The request: Below are some records; reproduce every one of them exactly.

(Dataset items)
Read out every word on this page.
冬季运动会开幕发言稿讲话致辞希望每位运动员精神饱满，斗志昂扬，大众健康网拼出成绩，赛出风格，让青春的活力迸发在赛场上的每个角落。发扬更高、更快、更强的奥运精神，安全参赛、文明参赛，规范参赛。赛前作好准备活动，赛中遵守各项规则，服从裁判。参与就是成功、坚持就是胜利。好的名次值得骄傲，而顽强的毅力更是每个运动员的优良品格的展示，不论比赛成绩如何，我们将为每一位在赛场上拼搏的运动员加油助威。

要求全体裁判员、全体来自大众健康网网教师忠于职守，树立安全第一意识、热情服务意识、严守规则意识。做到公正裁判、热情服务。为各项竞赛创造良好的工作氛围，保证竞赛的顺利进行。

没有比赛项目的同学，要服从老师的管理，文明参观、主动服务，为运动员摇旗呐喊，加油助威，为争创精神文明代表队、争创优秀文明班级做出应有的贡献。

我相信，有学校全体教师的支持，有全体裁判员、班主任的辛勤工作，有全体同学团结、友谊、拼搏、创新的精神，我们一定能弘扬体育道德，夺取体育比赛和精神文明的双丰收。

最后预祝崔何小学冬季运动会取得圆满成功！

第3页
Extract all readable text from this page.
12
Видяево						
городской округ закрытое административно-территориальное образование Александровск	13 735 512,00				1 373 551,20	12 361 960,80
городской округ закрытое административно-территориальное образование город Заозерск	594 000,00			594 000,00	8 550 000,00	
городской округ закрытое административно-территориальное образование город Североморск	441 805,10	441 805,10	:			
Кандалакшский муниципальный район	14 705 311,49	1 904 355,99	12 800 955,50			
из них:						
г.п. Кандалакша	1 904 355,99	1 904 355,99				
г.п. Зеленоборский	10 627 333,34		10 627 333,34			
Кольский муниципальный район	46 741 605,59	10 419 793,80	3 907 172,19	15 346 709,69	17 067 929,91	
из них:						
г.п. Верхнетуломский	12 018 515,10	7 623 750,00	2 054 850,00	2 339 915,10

Answer to this exercise:
Read out every word on this page.
冬季运动会开幕发言稿讲话致辞希望每位运动员精神饱满，斗志昂扬，大众健康网拼出成绩，赛出风格，让青春的活力迸发在赛场上的每个角落。发扬更高、更快、更强的奥运精神，安全参赛、文明参赛，规范参赛。赛前作好准备活动，赛中遵守各项规则，服从裁判。参与就是成功、坚持就是胜利。好的名次值得骄傲，而顽强的毅力更是每个运动员的优良品格的展示，不论比赛成绩如何，我们将为每一位在赛场上拼搏的运动员加油助威。

要求全体裁判员、全体来自大众健康网网教师忠于职守，树立安全第一意识、热情服务意识、严守规则意识。做到公正裁判、热情服务。为各项竞赛创造良好的工作氛围，保证竞赛的顺利进行。

没有比赛项目的同学，要服从老师的管理，文明参观、主动服务，为运动员摇旗呐喊，加油助威，为争创精神文明代表队、争创优秀文明班级做出应有的贡献。

我相信，有学校全体教师的支持，有全体裁判员、班主任的辛勤工作，有全体同学团结、友谊、拼搏、创新的精神，我们一定能弘扬体育道德，夺取体育比赛和精神文明的双丰收。

最后预祝崔何小学冬季运动会取得圆满成功！

第3页
Extract all readable text from this page.
12
Видяево						
городской округ закрытое административно-территориальное образование Александровск	13 735 512,00				1 373 551,20	12 361 960,80
городской округ закрытое административно-территориальное образование город Заозерск	594 000,00			594 000,00	8 550 000,00	
городской округ закрытое административно-территориальное образование город Североморск	441 805,10	441 805,10	:			
Кандалакшский муниципальный район	14 705 311,49	1 904 355,99	12 800 955,50			
из них:						
г.п. Кандалакша	1 904 355,99	1 904 355,99				
г.п. Зеленоборский	10 627 333,34		10 627 333,34			
Кольский муниципальный район	46 741 605,59	10 419 793,80	3 907 172,19	15 346 709,69	17 067 929,91	
из них:						
г.п. Верхнетуломский	12 018 515,10	7 623 750,00	2 054 850,00	2 339 915,10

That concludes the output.